Instructions for the task:
Copy out each line containing "même" from the entries below.

Stored entries
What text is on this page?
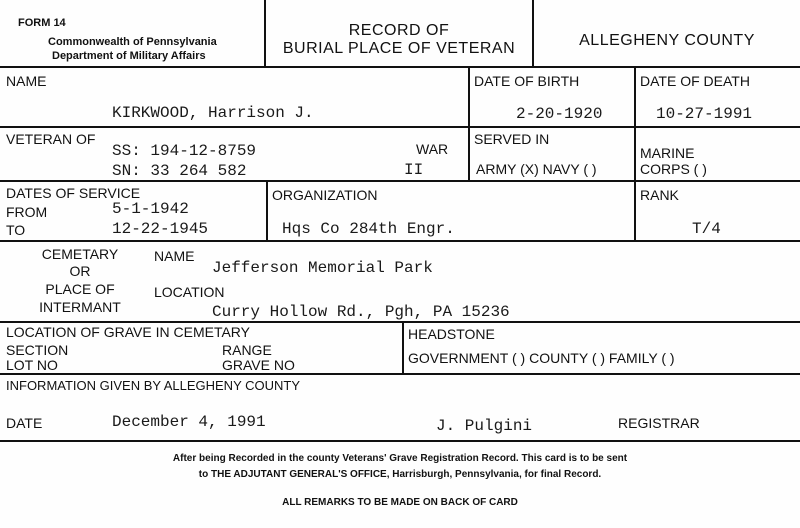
FORM 14
Commonwealth of Pennsylvania
Department of Military Affairs
RECORD OF
BURIAL PLACE OF VETERAN	ALLEGHENY COUNTY
NAME
KIRKWOOD, Harrison J.
DATE OF BIRTH
2-20-1920
DATE OF DEATH
10-27-1991
VETERAN OF
SS: 194-12-8759
SN: 33 264 582
WAR
II
SERVED IN
ARMY (X) NAVY ( )
MARINE
CORPS ( )
DATES OF SERVICE
FROM	5-1-1942
TO	12-22-1945
ORGANIZATION
Hqs Co 284th Engr.
RANK
T/4
CEMETARY
OR
PLACE OF
INTERMANT
NAME
Jefferson Memorial Park
LOCATION
Curry Hollow Rd., Pgh, PA 15236
LOCATION OF GRAVE IN CEMETARY
SECTION
LOT NO
RANGE
GRAVE NO
HEADSTONE
GOVERNMENT ( ) COUNTY ( ) FAMILY ( )
INFORMATION GIVEN BY ALLEGHENY COUNTY
DATE	December 4, 1991	J. Pulgini	REGISTRAR
After being Recorded in the county Veterans' Grave Registration Record. This card is to be sent
to THE ADJUTANT GENERAL'S OFFICE, Harrisburgh, Pennsylvania, for final Record.
ALL REMARKS TO BE MADE ON BACK OF CARD
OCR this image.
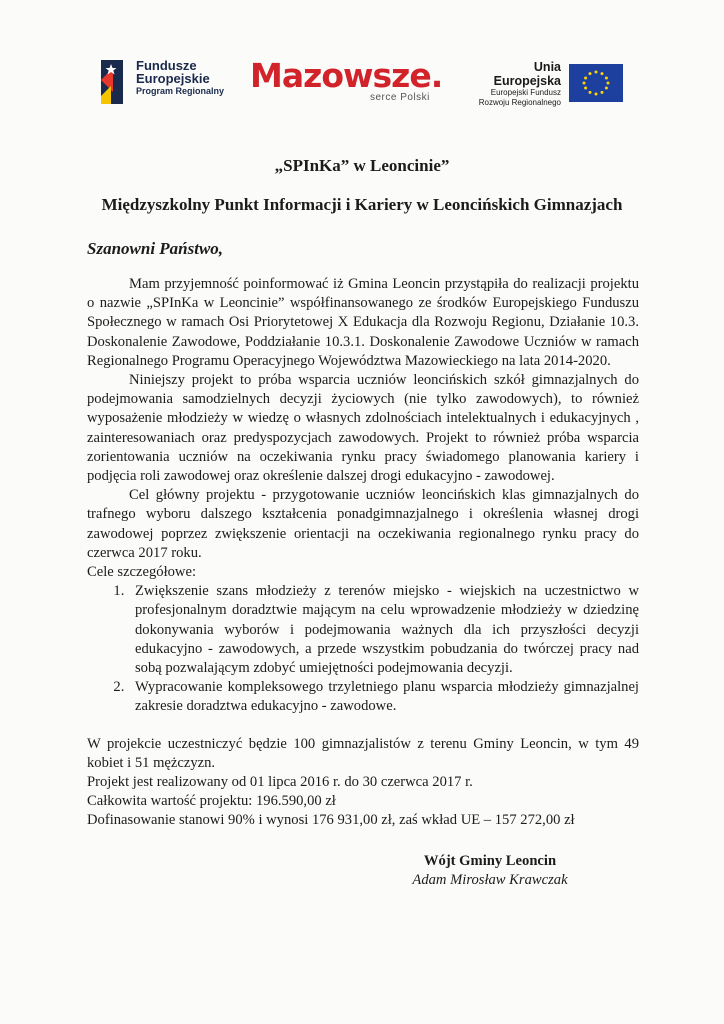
Fundusze
Europejskie
Program Regionalny Mazowsze.
serce Polski
Unia Europejska
Europejski Fundusz
Rozwoju Regionalnego
„SPInKa” w Leoncinie”
Międzyszkolny Punkt Informacji i Kariery w Leoncińskich Gimnazjach
Szanowni Państwo,

Mam przyjemność poinformować iż Gmina Leoncin przystąpiła do realizacji projektu o nazwie „SPInKa w Leoncinie” współfinansowanego ze środków Europejskiego Funduszu Społecznego w ramach Osi Priorytetowej X Edukacja dla Rozwoju Regionu, Działanie 10.3. Doskonalenie Zawodowe, Poddziałanie 10.3.1. Doskonalenie Zawodowe Uczniów w ramach Regionalnego Programu Operacyjnego Województwa Mazowieckiego na lata 2014-2020.

Niniejszy projekt to próba wsparcia uczniów leoncińskich szkół gimnazjalnych do podejmowania samodzielnych decyzji życiowych (nie tylko zawodowych), to również wyposażenie młodzieży w wiedzę o własnych zdolnościach intelektualnych i edukacyjnych , zainteresowaniach oraz predyspozycjach zawodowych. Projekt to również próba wsparcia zorientowania uczniów na oczekiwania rynku pracy świadomego planowania kariery i podjęcia roli zawodowej oraz określenie dalszej drogi edukacyjno - zawodowej.

Cel główny projektu - przygotowanie uczniów leoncińskich klas gimnazjalnych do trafnego wyboru dalszego kształcenia ponadgimnazjalnego i określenia własnej drogi zawodowej poprzez zwiększenie orientacji na oczekiwania regionalnego rynku pracy do czerwca 2017 roku.

Cele szczegółowe:

1. Zwiększenie szans młodzieży z terenów miejsko - wiejskich na uczestnictwo w profesjonalnym doradztwie mającym na celu wprowadzenie młodzieży w dziedzinę dokonywania wyborów i podejmowania ważnych dla ich przyszłości decyzji edukacyjno - zawodowych, a przede wszystkim pobudzania do twórczej pracy nad sobą pozwalającym zdobyć umiejętności podejmowania decyzji.
2. Wypracowanie kompleksowego trzyletniego planu wsparcia młodzieży gimnazjalnej zakresie doradztwa edukacyjno - zawodowe.

W projekcie uczestniczyć będzie 100 gimnazjalistów z terenu Gminy Leoncin, w tym 49 kobiet i 51 mężczyzn.

Projekt jest realizowany od 01 lipca 2016 r. do 30 czerwca 2017 r.

Całkowita wartość projektu: 196.590,00 zł

Dofinasowanie stanowi 90% i wynosi 176 931,00 zł, zaś wkład UE – 157 272,00 zł

Wójt Gminy Leoncin
Adam Mirosław Krawczak
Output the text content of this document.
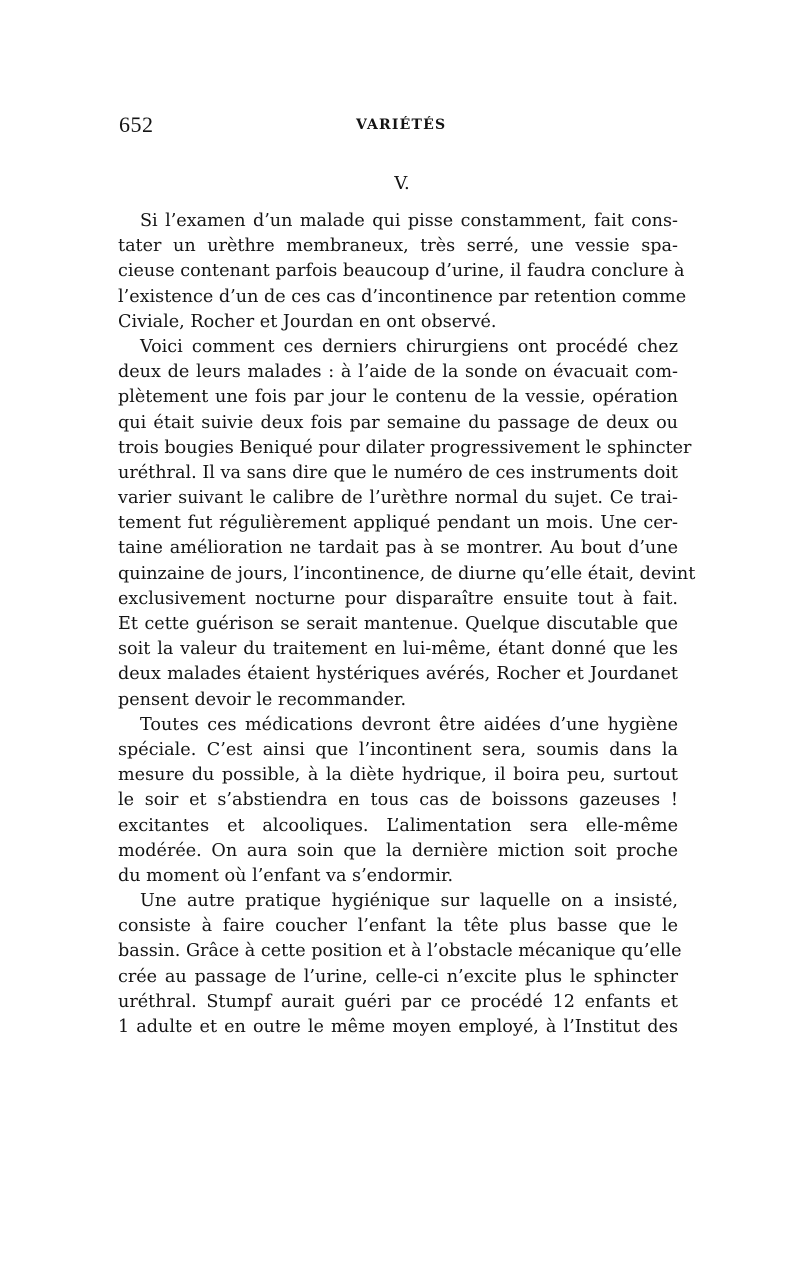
652	VARIÉTÉS
V.
Si l’examen d’un malade qui pisse constamment, fait cons-
tater un urèthre membraneux, très serré, une vessie spa-
cieuse contenant parfois beaucoup d’urine, il faudra conclure à
l’existence d’un de ces cas d’incontinence par retention comme
Civiale, Rocher et Jourdan en ont observé.
Voici comment ces derniers chirurgiens ont procédé chez
deux de leurs malades : à l’aide de la sonde on évacuait com-
plètement une fois par jour le contenu de la vessie, opération
qui était suivie deux fois par semaine du passage de deux ou
trois bougies Beniqué pour dilater progressivement le sphincter
uréthral. Il va sans dire que le numéro de ces instruments doit
varier suivant le calibre de l’urèthre normal du sujet. Ce trai-
tement fut régulièrement appliqué pendant un mois. Une cer-
taine amélioration ne tardait pas à se montrer. Au bout d’une
quinzaine de jours, l’incontinence, de diurne qu’elle était, devint
exclusivement nocturne pour disparaître ensuite tout à fait.
Et cette guérison se serait mantenue. Quelque discutable que
soit la valeur du traitement en lui-même, étant donné que les
deux malades étaient hystériques avérés, Rocher et Jourdanet
pensent devoir le recommander.
Toutes ces médications devront être aidées d’une hygiène
spéciale. C’est ainsi que l’incontinent sera, soumis dans la
mesure du possible, à la diète hydrique, il boira peu, surtout
le soir et s’abstiendra en tous cas de boissons gazeuses !
excitantes et alcooliques. L’alimentation sera elle-même
modérée. On aura soin que la dernière miction soit proche
du moment où l’enfant va s’endormir.
Une autre pratique hygiénique sur laquelle on a insisté,
consiste à faire coucher l’enfant la tête plus basse que le
bassin. Grâce à cette position et à l’obstacle mécanique qu’elle
crée au passage de l’urine, celle-ci n’excite plus le sphincter
uréthral. Stumpf aurait guéri par ce procédé 12 enfants et
1 adulte et en outre le même moyen employé, à l’Institut des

Exercise solution:
soit la valeur du traitement en lui-même, étant donné que les
excitantes et alcooliques. L’alimentation sera elle-même
1 adulte et en outre le même moyen employé, à l’Institut des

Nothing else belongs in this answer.